--- Begin RECORDS TO PROCESS ---

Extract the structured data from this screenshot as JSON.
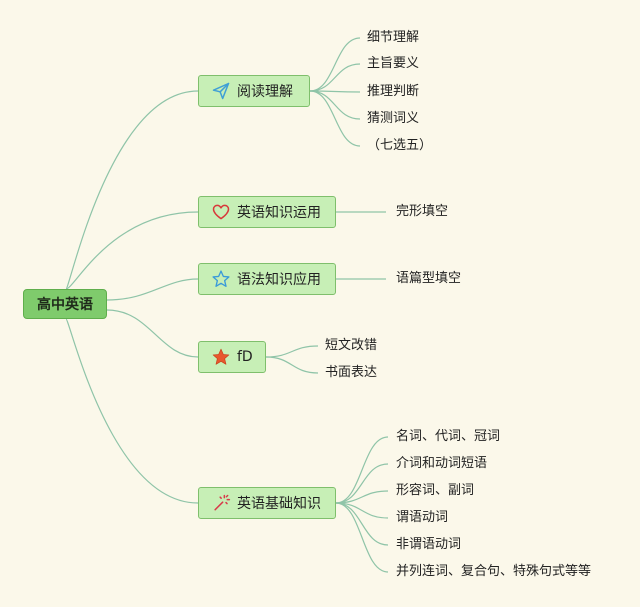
{
  "root": {
    "label": "高中英语"
  },
  "branches": [
    {
      "label": "阅读理解",
      "icon": "paper-plane-icon",
      "icon_color": "#3f9fd6",
      "leaves": [
        "细节理解",
        "主旨要义",
        "推理判断",
        "猜测词义",
        "（七选五）"
      ]
    },
    {
      "label": "英语知识运用",
      "icon": "heart-icon",
      "icon_color": "#d8383a",
      "leaves": [
        "完形填空"
      ]
    },
    {
      "label": "语法知识应用",
      "icon": "star-outline-icon",
      "icon_color": "#3a9ad9",
      "leaves": [
        "语篇型填空"
      ]
    },
    {
      "label": "fD",
      "icon": "star-filled-icon",
      "icon_color": "#e8572d",
      "leaves": [
        "短文改错",
        "书面表达"
      ]
    },
    {
      "label": "英语基础知识",
      "icon": "magic-wand-icon",
      "icon_color": "#d83a4a",
      "leaves": [
        "名词、代词、冠词",
        "介词和动词短语",
        "形容词、副词",
        "谓语动词",
        "非谓语动词",
        "并列连词、复合句、特殊句式等等"
      ]
    }
  ],
  "colors": {
    "background": "#fbf8ea",
    "root_fill": "#7fcb6c",
    "branch_fill": "#c7efb6",
    "connector": "#8fc4a8"
  }
}
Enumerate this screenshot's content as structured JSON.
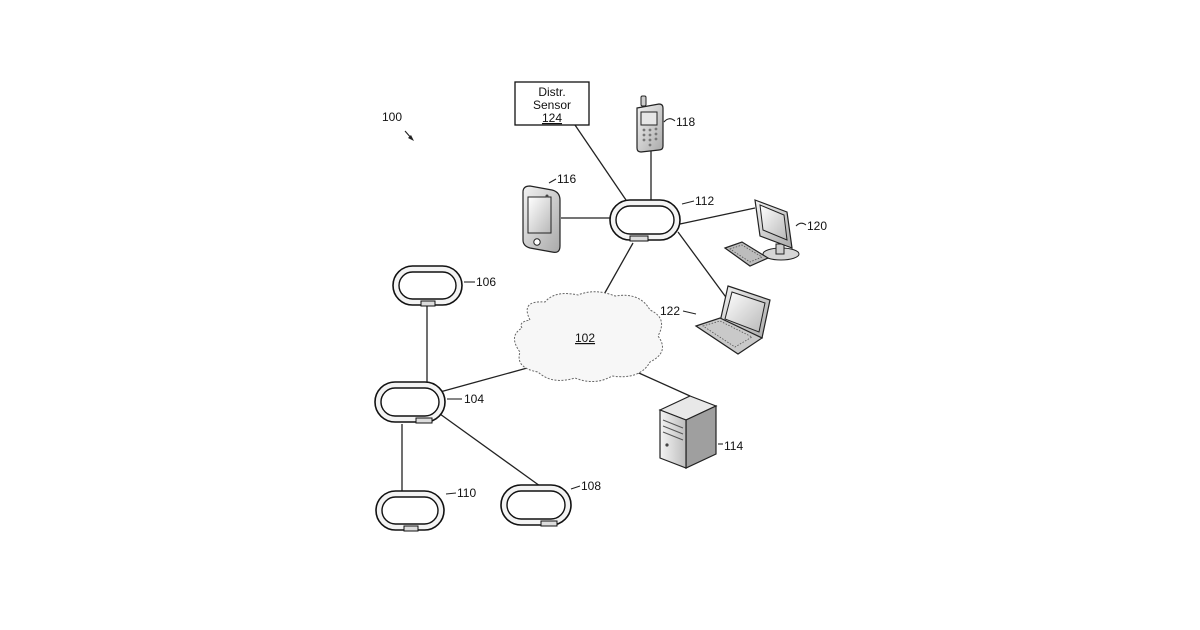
{
  "figure": {
    "ref": "100"
  },
  "network": {
    "label": "102"
  },
  "sensor_box": {
    "line1": "Distr.",
    "line2": "Sensor",
    "ref": "124"
  },
  "labels": {
    "hub_104": "104",
    "band_106": "106",
    "band_108": "108",
    "band_110": "110",
    "hub_112": "112",
    "server_114": "114",
    "tablet_116": "116",
    "phone_118": "118",
    "desktop_120": "120",
    "laptop_122": "122"
  },
  "icons": {
    "bands": "wristband-icon",
    "cloud": "cloud-icon",
    "server": "server-icon",
    "tablet": "tablet-icon",
    "phone": "cell-phone-icon",
    "desktop": "desktop-computer-icon",
    "laptop": "laptop-icon"
  }
}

--- End RECORDS TO PROCESS ---

» **REQUEST**: Leave out all pictures, then copy the remaining material exactly.

» **SOLVED PROBLEM**:
Extract the structured data from this screenshot as JSON.
{
  "root": {
    "label": "高中英语"
  },
  "branches": [
    {
      "label": "阅读理解",
      "icon": "paper-plane-icon",
      "icon_color": "#3f9fd6",
      "leaves": [
        "细节理解",
        "主旨要义",
        "推理判断",
        "猜测词义",
        "（七选五）"
      ]
    },
    {
      "label": "英语知识运用",
      "icon": "heart-icon",
      "icon_color": "#d8383a",
      "leaves": [
        "完形填空"
      ]
    },
    {
      "label": "语法知识应用",
      "icon": "star-outline-icon",
      "icon_color": "#3a9ad9",
      "leaves": [
        "语篇型填空"
      ]
    },
    {
      "label": "fD",
      "icon": "star-filled-icon",
      "icon_color": "#e8572d",
      "leaves": [
        "短文改错",
        "书面表达"
      ]
    },
    {
      "label": "英语基础知识",
      "icon": "magic-wand-icon",
      "icon_color": "#d83a4a",
      "leaves": [
        "名词、代词、冠词",
        "介词和动词短语",
        "形容词、副词",
        "谓语动词",
        "非谓语动词",
        "并列连词、复合句、特殊句式等等"
      ]
    }
  ],
  "colors": {
    "background": "#fbf8ea",
    "root_fill": "#7fcb6c",
    "branch_fill": "#c7efb6",
    "connector": "#8fc4a8"
  }
}
Enumerate this screenshot's content as structured JSON.
{
  "figure": {
    "ref": "100"
  },
  "network": {
    "label": "102"
  },
  "sensor_box": {
    "line1": "Distr.",
    "line2": "Sensor",
    "ref": "124"
  },
  "labels": {
    "hub_104": "104",
    "band_106": "106",
    "band_108": "108",
    "band_110": "110",
    "hub_112": "112",
    "server_114": "114",
    "tablet_116": "116",
    "phone_118": "118",
    "desktop_120": "120",
    "laptop_122": "122"
  },
  "icons": {
    "bands": "wristband-icon",
    "cloud": "cloud-icon",
    "server": "server-icon",
    "tablet": "tablet-icon",
    "phone": "cell-phone-icon",
    "desktop": "desktop-computer-icon",
    "laptop": "laptop-icon"
  }
}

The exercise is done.